● **TASK OBJECTIVE**
Each line that holds the word "true" is to be identified and copied.

Recorded data:
— Start —

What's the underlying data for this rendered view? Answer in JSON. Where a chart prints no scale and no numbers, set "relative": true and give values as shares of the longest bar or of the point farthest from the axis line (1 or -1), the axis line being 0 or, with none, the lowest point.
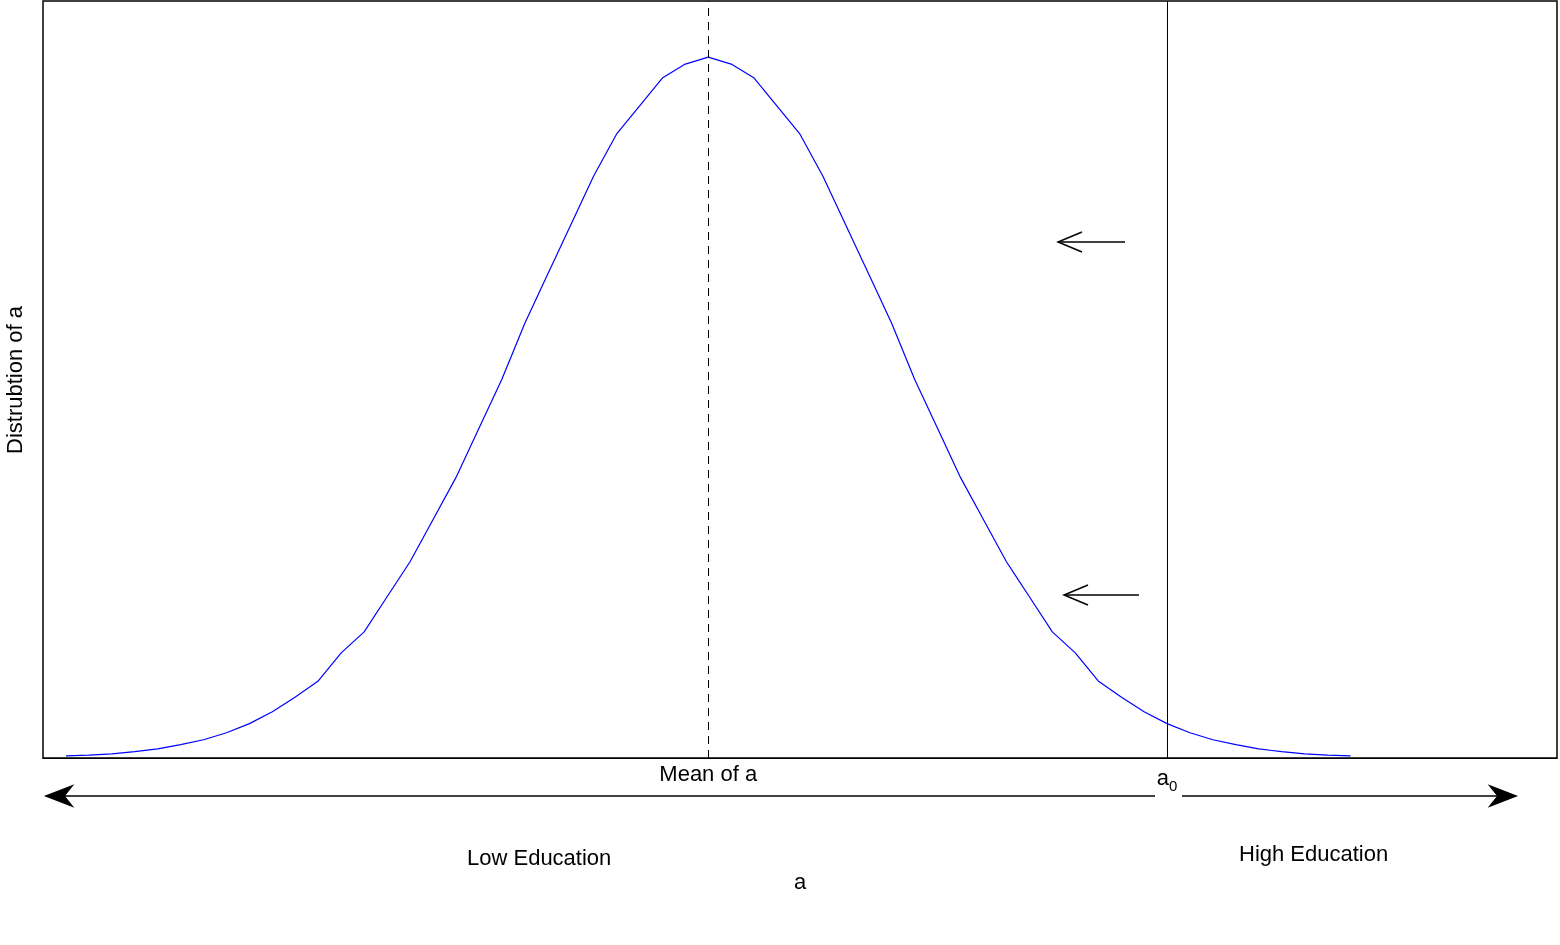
{
  "chart_data": {
    "type": "line",
    "relative": true,
    "xlabel": "a",
    "ylabel": "Distrubtion of a",
    "marker": "none",
    "categories": [
      null,
      null,
      null,
      null,
      null,
      null,
      null,
      null,
      null,
      null,
      null,
      null,
      null,
      null,
      null,
      null,
      null,
      null,
      null,
      null,
      null,
      null,
      null,
      null,
      null,
      null,
      null,
      null,
      null,
      "Mean of a",
      null,
      null,
      null,
      null,
      null,
      null,
      null,
      null,
      null,
      null,
      null,
      null,
      null,
      null,
      null,
      null,
      null,
      null,
      null,
      "a$_{0}$",
      null,
      null,
      null,
      null,
      null,
      null,
      null,
      null,
      null,
      null,
      null,
      null,
      null,
      null,
      null,
      null,
      null
    ],
    "series": [
      {
        "color": "#0000ff",
        "values": [
          null,
          0.003,
          0.004,
          0.006,
          0.009,
          0.013,
          0.019,
          0.026,
          0.036,
          0.049,
          0.066,
          0.087,
          0.11,
          0.15,
          0.18,
          0.23,
          0.28,
          0.34,
          0.4,
          0.47,
          0.54,
          0.62,
          0.69,
          0.76,
          0.83,
          0.89,
          0.93,
          0.97,
          0.99,
          1,
          0.99,
          0.97,
          0.93,
          0.89,
          0.83,
          0.76,
          0.69,
          0.62,
          0.54,
          0.47,
          0.4,
          0.34,
          0.28,
          0.23,
          0.18,
          0.15,
          0.11,
          0.087,
          0.066,
          0.049,
          0.036,
          0.026,
          0.019,
          0.013,
          0.009,
          0.006,
          0.004,
          0.003,
          null,
          null,
          null,
          null,
          null,
          null,
          null,
          null,
          null
        ]
      }
    ],
    "ref_lines": [
      {
        "axis": "x",
        "value": "Mean of a",
        "line_style": "dashed"
      },
      {
        "axis": "x",
        "value": "a$_{0}$",
        "line_style": "solid"
      }
    ],
    "annotations": [
      "Low Education",
      "High Education"
    ]
  }
}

— End —

● **ANSWER TO THIS EXERCISE**
What's the underlying data for this rendered view? Answer in JSON. Where a chart prints no scale and no numbers, set "relative": true and give values as shares of the longest bar or of the point farthest from the axis line (1 or -1), the axis line being 0 or, with none, the lowest point.
    "relative": true,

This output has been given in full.